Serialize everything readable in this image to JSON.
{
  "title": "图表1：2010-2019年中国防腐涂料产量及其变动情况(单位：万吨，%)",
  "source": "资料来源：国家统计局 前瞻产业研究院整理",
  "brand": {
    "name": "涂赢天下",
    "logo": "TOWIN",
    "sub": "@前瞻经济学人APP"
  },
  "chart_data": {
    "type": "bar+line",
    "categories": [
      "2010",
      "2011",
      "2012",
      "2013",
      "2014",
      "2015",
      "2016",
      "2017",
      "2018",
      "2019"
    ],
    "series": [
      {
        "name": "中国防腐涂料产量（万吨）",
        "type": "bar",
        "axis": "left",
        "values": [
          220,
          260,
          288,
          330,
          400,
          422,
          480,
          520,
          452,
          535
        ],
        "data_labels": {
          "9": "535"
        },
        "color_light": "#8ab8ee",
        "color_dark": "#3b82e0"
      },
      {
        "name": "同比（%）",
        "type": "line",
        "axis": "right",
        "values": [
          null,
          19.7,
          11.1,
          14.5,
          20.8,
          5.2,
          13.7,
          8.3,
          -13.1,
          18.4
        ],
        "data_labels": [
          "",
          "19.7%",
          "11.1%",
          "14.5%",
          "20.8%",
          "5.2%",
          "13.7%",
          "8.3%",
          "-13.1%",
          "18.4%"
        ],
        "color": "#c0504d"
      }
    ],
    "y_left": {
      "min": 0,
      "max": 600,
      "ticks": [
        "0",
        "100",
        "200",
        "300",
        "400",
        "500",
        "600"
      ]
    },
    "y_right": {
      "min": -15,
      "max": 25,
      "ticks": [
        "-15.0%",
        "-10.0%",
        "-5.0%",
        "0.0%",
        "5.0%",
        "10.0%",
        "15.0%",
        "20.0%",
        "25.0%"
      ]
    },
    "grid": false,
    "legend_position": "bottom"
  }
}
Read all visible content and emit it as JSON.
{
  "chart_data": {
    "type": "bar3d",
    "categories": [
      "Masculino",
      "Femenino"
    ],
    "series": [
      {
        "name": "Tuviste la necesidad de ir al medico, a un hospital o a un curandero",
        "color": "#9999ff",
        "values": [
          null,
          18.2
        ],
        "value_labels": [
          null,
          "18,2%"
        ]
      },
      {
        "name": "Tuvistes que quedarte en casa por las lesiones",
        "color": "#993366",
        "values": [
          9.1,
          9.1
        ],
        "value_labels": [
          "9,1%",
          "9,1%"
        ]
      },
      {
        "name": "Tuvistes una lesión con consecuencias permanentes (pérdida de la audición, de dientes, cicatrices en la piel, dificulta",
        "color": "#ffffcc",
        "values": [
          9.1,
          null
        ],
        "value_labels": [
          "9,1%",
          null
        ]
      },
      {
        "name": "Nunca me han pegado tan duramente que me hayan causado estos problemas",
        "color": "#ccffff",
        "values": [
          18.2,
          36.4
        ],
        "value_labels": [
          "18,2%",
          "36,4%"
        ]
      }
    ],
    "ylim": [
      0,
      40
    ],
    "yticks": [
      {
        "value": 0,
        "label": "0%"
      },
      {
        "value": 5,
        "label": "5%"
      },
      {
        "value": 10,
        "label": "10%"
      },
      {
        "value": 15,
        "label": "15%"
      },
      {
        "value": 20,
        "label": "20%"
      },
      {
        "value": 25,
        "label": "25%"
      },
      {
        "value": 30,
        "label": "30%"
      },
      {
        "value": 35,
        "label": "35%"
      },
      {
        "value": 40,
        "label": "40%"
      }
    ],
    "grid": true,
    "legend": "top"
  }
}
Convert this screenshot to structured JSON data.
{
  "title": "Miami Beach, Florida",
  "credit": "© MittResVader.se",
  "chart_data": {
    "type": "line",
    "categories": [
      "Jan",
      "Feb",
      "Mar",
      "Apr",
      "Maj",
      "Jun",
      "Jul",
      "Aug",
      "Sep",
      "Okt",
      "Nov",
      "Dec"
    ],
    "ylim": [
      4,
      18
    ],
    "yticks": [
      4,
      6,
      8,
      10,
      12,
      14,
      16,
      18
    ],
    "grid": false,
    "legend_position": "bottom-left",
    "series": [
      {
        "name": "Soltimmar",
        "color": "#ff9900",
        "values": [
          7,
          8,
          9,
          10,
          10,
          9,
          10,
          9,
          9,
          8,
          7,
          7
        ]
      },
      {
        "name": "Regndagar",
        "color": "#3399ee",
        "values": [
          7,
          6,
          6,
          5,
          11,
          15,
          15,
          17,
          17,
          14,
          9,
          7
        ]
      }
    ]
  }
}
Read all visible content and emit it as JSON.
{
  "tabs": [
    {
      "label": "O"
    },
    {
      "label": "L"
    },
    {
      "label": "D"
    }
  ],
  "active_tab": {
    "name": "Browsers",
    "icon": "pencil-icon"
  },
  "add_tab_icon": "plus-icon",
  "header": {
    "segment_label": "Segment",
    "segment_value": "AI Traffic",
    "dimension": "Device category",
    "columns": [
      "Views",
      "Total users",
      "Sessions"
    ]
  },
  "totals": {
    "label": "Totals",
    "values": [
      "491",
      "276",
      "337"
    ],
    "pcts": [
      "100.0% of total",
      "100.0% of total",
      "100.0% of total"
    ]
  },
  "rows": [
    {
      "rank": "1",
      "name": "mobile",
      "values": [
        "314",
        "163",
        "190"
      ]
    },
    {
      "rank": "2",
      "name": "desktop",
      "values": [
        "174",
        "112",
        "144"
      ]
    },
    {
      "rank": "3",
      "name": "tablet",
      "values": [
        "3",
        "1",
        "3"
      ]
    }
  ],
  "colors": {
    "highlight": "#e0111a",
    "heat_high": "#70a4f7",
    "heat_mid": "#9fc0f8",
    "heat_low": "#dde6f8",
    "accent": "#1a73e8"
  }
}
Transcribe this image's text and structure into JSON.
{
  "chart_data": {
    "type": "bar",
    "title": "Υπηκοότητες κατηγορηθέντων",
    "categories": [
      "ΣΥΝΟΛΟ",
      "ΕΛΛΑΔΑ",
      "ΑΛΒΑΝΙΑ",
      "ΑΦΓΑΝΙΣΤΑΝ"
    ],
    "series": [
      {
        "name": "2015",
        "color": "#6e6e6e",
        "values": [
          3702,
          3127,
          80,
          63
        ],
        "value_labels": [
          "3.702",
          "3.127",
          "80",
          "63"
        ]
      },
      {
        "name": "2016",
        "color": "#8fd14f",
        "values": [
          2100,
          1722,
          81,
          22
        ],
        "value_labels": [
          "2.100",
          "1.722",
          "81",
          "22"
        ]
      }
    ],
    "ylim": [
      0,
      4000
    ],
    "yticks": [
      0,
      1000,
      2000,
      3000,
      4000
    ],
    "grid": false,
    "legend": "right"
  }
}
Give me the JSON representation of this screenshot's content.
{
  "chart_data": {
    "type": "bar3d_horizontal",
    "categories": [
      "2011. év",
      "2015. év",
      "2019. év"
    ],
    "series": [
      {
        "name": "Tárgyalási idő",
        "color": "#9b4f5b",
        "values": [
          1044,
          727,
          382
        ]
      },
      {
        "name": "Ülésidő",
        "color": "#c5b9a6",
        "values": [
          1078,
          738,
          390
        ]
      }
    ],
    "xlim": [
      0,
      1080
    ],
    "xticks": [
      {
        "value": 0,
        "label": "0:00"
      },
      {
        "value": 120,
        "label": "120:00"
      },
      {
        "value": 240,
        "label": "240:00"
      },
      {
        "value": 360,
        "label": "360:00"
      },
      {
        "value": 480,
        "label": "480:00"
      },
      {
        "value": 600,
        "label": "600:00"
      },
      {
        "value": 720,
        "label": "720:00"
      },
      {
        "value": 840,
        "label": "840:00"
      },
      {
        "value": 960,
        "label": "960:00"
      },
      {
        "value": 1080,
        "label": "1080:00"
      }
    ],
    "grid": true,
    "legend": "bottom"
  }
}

══════════

- _Aim of the exercise_: Say only how many lines in the records carry the word "type".

- _Response for this exercise_: 7